§ Problem details
Write down each entry again, exactly as it reads.

§ Dataset rows

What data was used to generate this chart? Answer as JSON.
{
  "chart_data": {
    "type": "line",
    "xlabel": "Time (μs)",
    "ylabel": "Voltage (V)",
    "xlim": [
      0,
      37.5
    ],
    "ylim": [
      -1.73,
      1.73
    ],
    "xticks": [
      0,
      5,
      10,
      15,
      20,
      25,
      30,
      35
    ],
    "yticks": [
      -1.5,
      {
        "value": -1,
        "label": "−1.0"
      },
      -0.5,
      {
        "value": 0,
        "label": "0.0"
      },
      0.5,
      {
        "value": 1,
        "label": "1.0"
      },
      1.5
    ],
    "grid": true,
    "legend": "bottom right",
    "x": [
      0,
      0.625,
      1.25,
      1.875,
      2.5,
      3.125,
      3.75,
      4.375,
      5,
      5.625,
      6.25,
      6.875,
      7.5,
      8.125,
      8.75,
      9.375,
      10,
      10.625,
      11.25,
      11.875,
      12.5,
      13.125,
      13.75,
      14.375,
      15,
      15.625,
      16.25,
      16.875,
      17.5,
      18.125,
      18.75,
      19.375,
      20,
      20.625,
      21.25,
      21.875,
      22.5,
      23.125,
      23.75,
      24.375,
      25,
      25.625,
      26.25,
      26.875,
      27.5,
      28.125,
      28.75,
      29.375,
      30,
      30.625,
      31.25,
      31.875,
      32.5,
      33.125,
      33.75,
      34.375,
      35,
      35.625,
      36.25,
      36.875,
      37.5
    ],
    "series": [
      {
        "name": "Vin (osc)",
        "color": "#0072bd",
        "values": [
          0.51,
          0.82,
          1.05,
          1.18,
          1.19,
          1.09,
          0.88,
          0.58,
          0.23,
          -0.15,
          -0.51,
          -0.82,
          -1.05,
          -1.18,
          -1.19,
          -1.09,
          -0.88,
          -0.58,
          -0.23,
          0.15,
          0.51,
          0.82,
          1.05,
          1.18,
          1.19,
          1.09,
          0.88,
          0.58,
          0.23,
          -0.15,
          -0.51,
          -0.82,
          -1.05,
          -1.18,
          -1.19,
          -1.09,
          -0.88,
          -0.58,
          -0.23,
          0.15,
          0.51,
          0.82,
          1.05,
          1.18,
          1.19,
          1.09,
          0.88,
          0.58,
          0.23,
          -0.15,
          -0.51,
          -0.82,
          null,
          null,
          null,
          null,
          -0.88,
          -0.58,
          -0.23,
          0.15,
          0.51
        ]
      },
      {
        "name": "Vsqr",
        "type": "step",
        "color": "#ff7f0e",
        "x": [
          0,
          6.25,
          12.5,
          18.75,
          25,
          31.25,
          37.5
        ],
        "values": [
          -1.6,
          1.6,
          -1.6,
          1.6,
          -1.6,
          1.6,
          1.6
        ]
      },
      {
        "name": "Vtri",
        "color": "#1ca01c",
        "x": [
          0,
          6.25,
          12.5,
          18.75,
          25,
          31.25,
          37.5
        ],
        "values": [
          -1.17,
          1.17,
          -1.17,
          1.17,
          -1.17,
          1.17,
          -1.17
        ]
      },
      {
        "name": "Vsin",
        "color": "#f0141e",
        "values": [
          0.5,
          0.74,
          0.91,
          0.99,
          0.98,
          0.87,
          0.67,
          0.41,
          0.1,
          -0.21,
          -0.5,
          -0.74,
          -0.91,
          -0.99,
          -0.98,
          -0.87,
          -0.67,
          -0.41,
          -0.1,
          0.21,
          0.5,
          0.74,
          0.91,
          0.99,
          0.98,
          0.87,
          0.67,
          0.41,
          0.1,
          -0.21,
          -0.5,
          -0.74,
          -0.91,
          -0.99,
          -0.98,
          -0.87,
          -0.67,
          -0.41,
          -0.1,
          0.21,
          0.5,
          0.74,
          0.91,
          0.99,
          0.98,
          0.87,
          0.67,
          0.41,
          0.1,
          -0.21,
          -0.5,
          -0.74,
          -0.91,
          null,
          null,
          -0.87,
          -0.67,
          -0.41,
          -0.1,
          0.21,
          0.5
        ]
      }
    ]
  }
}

§ Response to the exercise
What data was used to generate this chart? Answer as JSON.
{
  "chart_data": {
    "type": "line",
    "xlabel": "Time (μs)",
    "ylabel": "Voltage (V)",
    "xlim": [
      0,
      37.5
    ],
    "ylim": [
      -1.73,
      1.73
    ],
    "xticks": [
      0,
      5,
      10,
      15,
      20,
      25,
      30,
      35
    ],
    "yticks": [
      -1.5,
      {
        "value": -1,
        "label": "−1.0"
      },
      -0.5,
      {
        "value": 0,
        "label": "0.0"
      },
      0.5,
      {
        "value": 1,
        "label": "1.0"
      },
      1.5
    ],
    "grid": true,
    "legend": "bottom right",
    "x": [
      0,
      0.625,
      1.25,
      1.875,
      2.5,
      3.125,
      3.75,
      4.375,
      5,
      5.625,
      6.25,
      6.875,
      7.5,
      8.125,
      8.75,
      9.375,
      10,
      10.625,
      11.25,
      11.875,
      12.5,
      13.125,
      13.75,
      14.375,
      15,
      15.625,
      16.25,
      16.875,
      17.5,
      18.125,
      18.75,
      19.375,
      20,
      20.625,
      21.25,
      21.875,
      22.5,
      23.125,
      23.75,
      24.375,
      25,
      25.625,
      26.25,
      26.875,
      27.5,
      28.125,
      28.75,
      29.375,
      30,
      30.625,
      31.25,
      31.875,
      32.5,
      33.125,
      33.75,
      34.375,
      35,
      35.625,
      36.25,
      36.875,
      37.5
    ],
    "series": [
      {
        "name": "Vin (osc)",
        "color": "#0072bd",
        "values": [
          0.51,
          0.82,
          1.05,
          1.18,
          1.19,
          1.09,
          0.88,
          0.58,
          0.23,
          -0.15,
          -0.51,
          -0.82,
          -1.05,
          -1.18,
          -1.19,
          -1.09,
          -0.88,
          -0.58,
          -0.23,
          0.15,
          0.51,
          0.82,
          1.05,
          1.18,
          1.19,
          1.09,
          0.88,
          0.58,
          0.23,
          -0.15,
          -0.51,
          -0.82,
          -1.05,
          -1.18,
          -1.19,
          -1.09,
          -0.88,
          -0.58,
          -0.23,
          0.15,
          0.51,
          0.82,
          1.05,
          1.18,
          1.19,
          1.09,
          0.88,
          0.58,
          0.23,
          -0.15,
          -0.51,
          -0.82,
          null,
          null,
          null,
          null,
          -0.88,
          -0.58,
          -0.23,
          0.15,
          0.51
        ]
      },
      {
        "name": "Vsqr",
        "type": "step",
        "color": "#ff7f0e",
        "x": [
          0,
          6.25,
          12.5,
          18.75,
          25,
          31.25,
          37.5
        ],
        "values": [
          -1.6,
          1.6,
          -1.6,
          1.6,
          -1.6,
          1.6,
          1.6
        ]
      },
      {
        "name": "Vtri",
        "color": "#1ca01c",
        "x": [
          0,
          6.25,
          12.5,
          18.75,
          25,
          31.25,
          37.5
        ],
        "values": [
          -1.17,
          1.17,
          -1.17,
          1.17,
          -1.17,
          1.17,
          -1.17
        ]
      },
      {
        "name": "Vsin",
        "color": "#f0141e",
        "values": [
          0.5,
          0.74,
          0.91,
          0.99,
          0.98,
          0.87,
          0.67,
          0.41,
          0.1,
          -0.21,
          -0.5,
          -0.74,
          -0.91,
          -0.99,
          -0.98,
          -0.87,
          -0.67,
          -0.41,
          -0.1,
          0.21,
          0.5,
          0.74,
          0.91,
          0.99,
          0.98,
          0.87,
          0.67,
          0.41,
          0.1,
          -0.21,
          -0.5,
          -0.74,
          -0.91,
          -0.99,
          -0.98,
          -0.87,
          -0.67,
          -0.41,
          -0.1,
          0.21,
          0.5,
          0.74,
          0.91,
          0.99,
          0.98,
          0.87,
          0.67,
          0.41,
          0.1,
          -0.21,
          -0.5,
          -0.74,
          -0.91,
          null,
          null,
          -0.87,
          -0.67,
          -0.41,
          -0.1,
          0.21,
          0.5
        ]
      }
    ]
  }
}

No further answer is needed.